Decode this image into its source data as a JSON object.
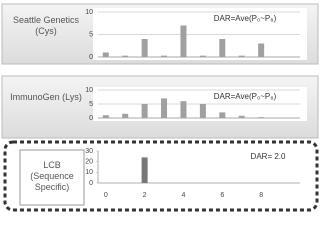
{
  "chart_data": [
    {
      "type": "bar",
      "label": "Seattle Genetics (Cys)",
      "annotation": "DAR=Ave(P₀~P₈)",
      "x": [
        0,
        1,
        2,
        3,
        4,
        5,
        6,
        7,
        8
      ],
      "values": [
        1,
        0.3,
        4,
        0.3,
        7,
        0.3,
        4,
        0.3,
        3
      ],
      "color": "#a0a0a0",
      "xlim": [
        -0.4,
        10
      ],
      "ylim": [
        0,
        10
      ],
      "yticks": [
        0,
        5,
        10
      ],
      "grid": true
    },
    {
      "type": "bar",
      "label": "ImmunoGen (Lys)",
      "annotation": "DAR=Ave(P₀~P₈)",
      "x": [
        0,
        1,
        2,
        3,
        4,
        5,
        6,
        7,
        8
      ],
      "values": [
        1,
        1.5,
        5,
        7,
        6,
        5,
        2,
        0.8,
        0.3
      ],
      "color": "#a0a0a0",
      "xlim": [
        -0.4,
        10
      ],
      "ylim": [
        0,
        10
      ],
      "yticks": [
        0,
        5,
        10
      ],
      "grid": true
    },
    {
      "type": "bar",
      "label": "LCB (Sequence Specific)",
      "annotation": "DAR= 2.0",
      "x": [
        2
      ],
      "values": [
        24
      ],
      "color": "#777777",
      "xlim": [
        -0.4,
        10
      ],
      "xticks": [
        0,
        2,
        4,
        6,
        8
      ],
      "ylim": [
        0,
        30
      ],
      "yticks": [
        0,
        10,
        20,
        30
      ],
      "grid": false
    }
  ]
}
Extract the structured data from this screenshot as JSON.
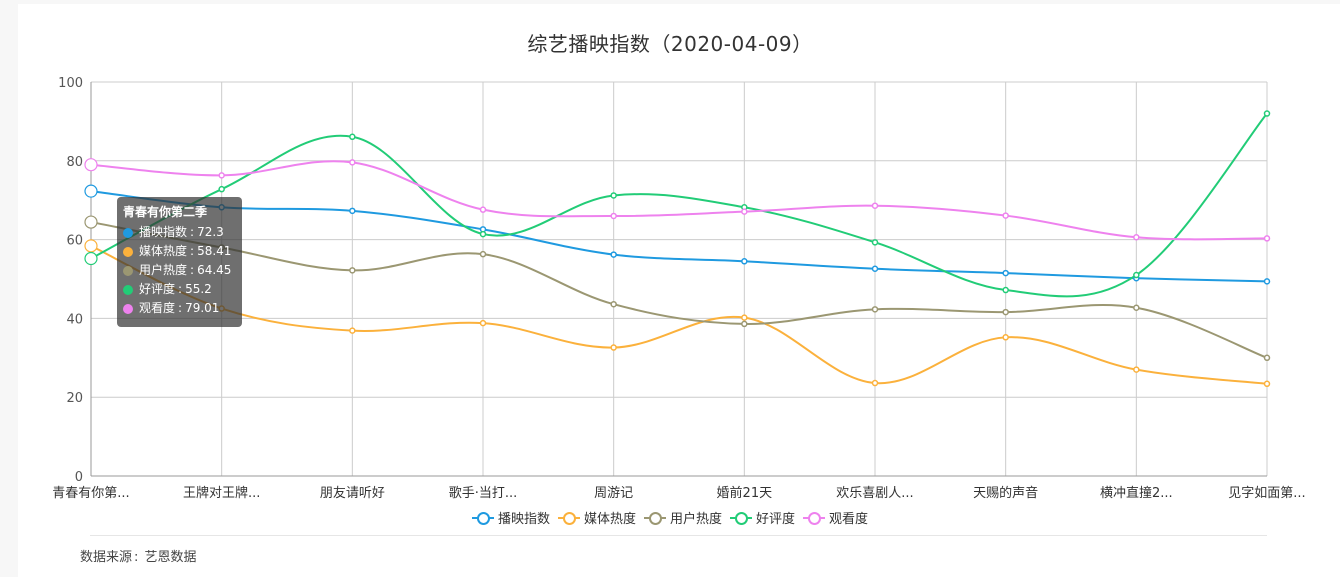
{
  "title": "综艺播映指数（2020-04-09）",
  "source": {
    "label": "数据来源",
    "value": "艺恩数据"
  },
  "tooltip": {
    "title": "青春有你第二季",
    "rows": [
      {
        "name": "播映指数",
        "value": "72.3",
        "color": "#1f9ae0"
      },
      {
        "name": "媒体热度",
        "value": "58.41",
        "color": "#fbb13c"
      },
      {
        "name": "用户热度",
        "value": "64.45",
        "color": "#9b9772"
      },
      {
        "name": "好评度",
        "value": "55.2",
        "color": "#22cc77"
      },
      {
        "name": "观看度",
        "value": "79.01",
        "color": "#ee82ee"
      }
    ]
  },
  "chart_data": {
    "type": "line",
    "smooth": true,
    "categories": [
      "青春有你第...",
      "王牌对王牌...",
      "朋友请听好",
      "歌手·当打...",
      "周游记",
      "婚前21天",
      "欢乐喜剧人...",
      "天赐的声音",
      "横冲直撞2...",
      "见字如面第..."
    ],
    "ylim": [
      0,
      100
    ],
    "yticks": [
      0,
      20,
      40,
      60,
      80,
      100
    ],
    "grid": true,
    "legend_position": "bottom",
    "series": [
      {
        "name": "播映指数",
        "color": "#1f9ae0",
        "values": [
          72.3,
          68.2,
          67.3,
          62.6,
          56.2,
          54.5,
          52.6,
          51.5,
          50.2,
          49.4
        ]
      },
      {
        "name": "媒体热度",
        "color": "#fbb13c",
        "values": [
          58.41,
          42.5,
          36.9,
          38.8,
          32.6,
          40.2,
          23.6,
          35.2,
          27.0,
          23.4
        ]
      },
      {
        "name": "用户热度",
        "color": "#9b9772",
        "values": [
          64.45,
          58.0,
          52.2,
          56.3,
          43.6,
          38.6,
          42.3,
          41.6,
          42.7,
          30.0
        ]
      },
      {
        "name": "好评度",
        "color": "#22cc77",
        "values": [
          55.2,
          72.8,
          86.1,
          61.4,
          71.2,
          68.2,
          59.3,
          47.2,
          51.0,
          92.0
        ]
      },
      {
        "name": "观看度",
        "color": "#ee82ee",
        "values": [
          79.01,
          76.3,
          79.6,
          67.6,
          66.0,
          67.1,
          68.6,
          66.1,
          60.6,
          60.3
        ]
      }
    ]
  }
}
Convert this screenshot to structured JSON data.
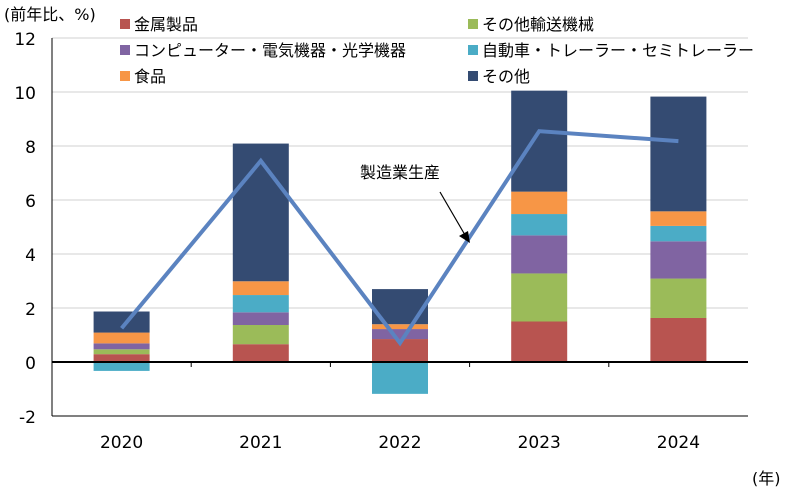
{
  "chart_data": {
    "type": "bar",
    "stacked": true,
    "ylabel": "(前年比、%)",
    "xlabel": "(年)",
    "ylim": [
      -2,
      12
    ],
    "yticks": [
      -2,
      0,
      2,
      4,
      6,
      8,
      10,
      12
    ],
    "grid": true,
    "legend_placement": "top",
    "categories": [
      "2020",
      "2021",
      "2022",
      "2023",
      "2024"
    ],
    "series": [
      {
        "name": "金属製品",
        "color": "#b85450",
        "values": [
          0.29,
          0.66,
          0.85,
          1.5,
          1.63
        ]
      },
      {
        "name": "その他輸送機械",
        "color": "#9bbb59",
        "values": [
          0.18,
          0.71,
          0.0,
          1.78,
          1.46
        ]
      },
      {
        "name": "コンピューター・電気機器・光学機器",
        "color": "#8064a2",
        "values": [
          0.22,
          0.47,
          0.37,
          1.41,
          1.38
        ]
      },
      {
        "name": "自動車・トレーラー・セミトレーラー",
        "color": "#4bacc6",
        "values": [
          -0.33,
          0.64,
          -1.18,
          0.79,
          0.57
        ]
      },
      {
        "name": "食品",
        "color": "#f79646",
        "values": [
          0.4,
          0.51,
          0.18,
          0.83,
          0.54
        ]
      },
      {
        "name": "その他",
        "color": "#344b72",
        "values": [
          0.78,
          5.1,
          1.3,
          3.74,
          4.25
        ]
      }
    ],
    "line": {
      "name": "製造業生産",
      "color": "#5b83c0",
      "values": [
        1.25,
        7.45,
        0.7,
        8.55,
        8.18
      ]
    },
    "annotation": "製造業生産"
  }
}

**WHAT YOU HAVE TO DO**
Print each of the records above exactly as written, leaving no picture in the copy.

**COMPLETED EXERCISE**
Decode this image into its source data as a JSON object.
{
  "chart_data": [
    {
      "type": "bar",
      "label": "Seattle Genetics (Cys)",
      "annotation": "DAR=Ave(P₀~P₈)",
      "x": [
        0,
        1,
        2,
        3,
        4,
        5,
        6,
        7,
        8
      ],
      "values": [
        1,
        0.3,
        4,
        0.3,
        7,
        0.3,
        4,
        0.3,
        3
      ],
      "color": "#a0a0a0",
      "xlim": [
        -0.4,
        10
      ],
      "ylim": [
        0,
        10
      ],
      "yticks": [
        0,
        5,
        10
      ],
      "grid": true
    },
    {
      "type": "bar",
      "label": "ImmunoGen (Lys)",
      "annotation": "DAR=Ave(P₀~P₈)",
      "x": [
        0,
        1,
        2,
        3,
        4,
        5,
        6,
        7,
        8
      ],
      "values": [
        1,
        1.5,
        5,
        7,
        6,
        5,
        2,
        0.8,
        0.3
      ],
      "color": "#a0a0a0",
      "xlim": [
        -0.4,
        10
      ],
      "ylim": [
        0,
        10
      ],
      "yticks": [
        0,
        5,
        10
      ],
      "grid": true
    },
    {
      "type": "bar",
      "label": "LCB (Sequence Specific)",
      "annotation": "DAR= 2.0",
      "x": [
        2
      ],
      "values": [
        24
      ],
      "color": "#777777",
      "xlim": [
        -0.4,
        10
      ],
      "xticks": [
        0,
        2,
        4,
        6,
        8
      ],
      "ylim": [
        0,
        30
      ],
      "yticks": [
        0,
        10,
        20,
        30
      ],
      "grid": false
    }
  ]
}
Extract the structured data from this screenshot as JSON.
{
  "title": "综艺播映指数（2020-04-09）",
  "source": {
    "label": "数据来源",
    "value": "艺恩数据"
  },
  "tooltip": {
    "title": "青春有你第二季",
    "rows": [
      {
        "name": "播映指数",
        "value": "72.3",
        "color": "#1f9ae0"
      },
      {
        "name": "媒体热度",
        "value": "58.41",
        "color": "#fbb13c"
      },
      {
        "name": "用户热度",
        "value": "64.45",
        "color": "#9b9772"
      },
      {
        "name": "好评度",
        "value": "55.2",
        "color": "#22cc77"
      },
      {
        "name": "观看度",
        "value": "79.01",
        "color": "#ee82ee"
      }
    ]
  },
  "chart_data": {
    "type": "line",
    "smooth": true,
    "categories": [
      "青春有你第...",
      "王牌对王牌...",
      "朋友请听好",
      "歌手·当打...",
      "周游记",
      "婚前21天",
      "欢乐喜剧人...",
      "天赐的声音",
      "横冲直撞2...",
      "见字如面第..."
    ],
    "ylim": [
      0,
      100
    ],
    "yticks": [
      0,
      20,
      40,
      60,
      80,
      100
    ],
    "grid": true,
    "legend_position": "bottom",
    "series": [
      {
        "name": "播映指数",
        "color": "#1f9ae0",
        "values": [
          72.3,
          68.2,
          67.3,
          62.6,
          56.2,
          54.5,
          52.6,
          51.5,
          50.2,
          49.4
        ]
      },
      {
        "name": "媒体热度",
        "color": "#fbb13c",
        "values": [
          58.41,
          42.5,
          36.9,
          38.8,
          32.6,
          40.2,
          23.6,
          35.2,
          27.0,
          23.4
        ]
      },
      {
        "name": "用户热度",
        "color": "#9b9772",
        "values": [
          64.45,
          58.0,
          52.2,
          56.3,
          43.6,
          38.6,
          42.3,
          41.6,
          42.7,
          30.0
        ]
      },
      {
        "name": "好评度",
        "color": "#22cc77",
        "values": [
          55.2,
          72.8,
          86.1,
          61.4,
          71.2,
          68.2,
          59.3,
          47.2,
          51.0,
          92.0
        ]
      },
      {
        "name": "观看度",
        "color": "#ee82ee",
        "values": [
          79.01,
          76.3,
          79.6,
          67.6,
          66.0,
          67.1,
          68.6,
          66.1,
          60.6,
          60.3
        ]
      }
    ]
  }
}
Convert this screenshot to structured JSON data.
{
  "chart_data": {
    "type": "bar",
    "stacked": true,
    "ylabel": "(前年比、%)",
    "xlabel": "(年)",
    "ylim": [
      -2,
      12
    ],
    "yticks": [
      -2,
      0,
      2,
      4,
      6,
      8,
      10,
      12
    ],
    "grid": true,
    "legend_placement": "top",
    "categories": [
      "2020",
      "2021",
      "2022",
      "2023",
      "2024"
    ],
    "series": [
      {
        "name": "金属製品",
        "color": "#b85450",
        "values": [
          0.29,
          0.66,
          0.85,
          1.5,
          1.63
        ]
      },
      {
        "name": "その他輸送機械",
        "color": "#9bbb59",
        "values": [
          0.18,
          0.71,
          0.0,
          1.78,
          1.46
        ]
      },
      {
        "name": "コンピューター・電気機器・光学機器",
        "color": "#8064a2",
        "values": [
          0.22,
          0.47,
          0.37,
          1.41,
          1.38
        ]
      },
      {
        "name": "自動車・トレーラー・セミトレーラー",
        "color": "#4bacc6",
        "values": [
          -0.33,
          0.64,
          -1.18,
          0.79,
          0.57
        ]
      },
      {
        "name": "食品",
        "color": "#f79646",
        "values": [
          0.4,
          0.51,
          0.18,
          0.83,
          0.54
        ]
      },
      {
        "name": "その他",
        "color": "#344b72",
        "values": [
          0.78,
          5.1,
          1.3,
          3.74,
          4.25
        ]
      }
    ],
    "line": {
      "name": "製造業生産",
      "color": "#5b83c0",
      "values": [
        1.25,
        7.45,
        0.7,
        8.55,
        8.18
      ]
    },
    "annotation": "製造業生産"
  }
}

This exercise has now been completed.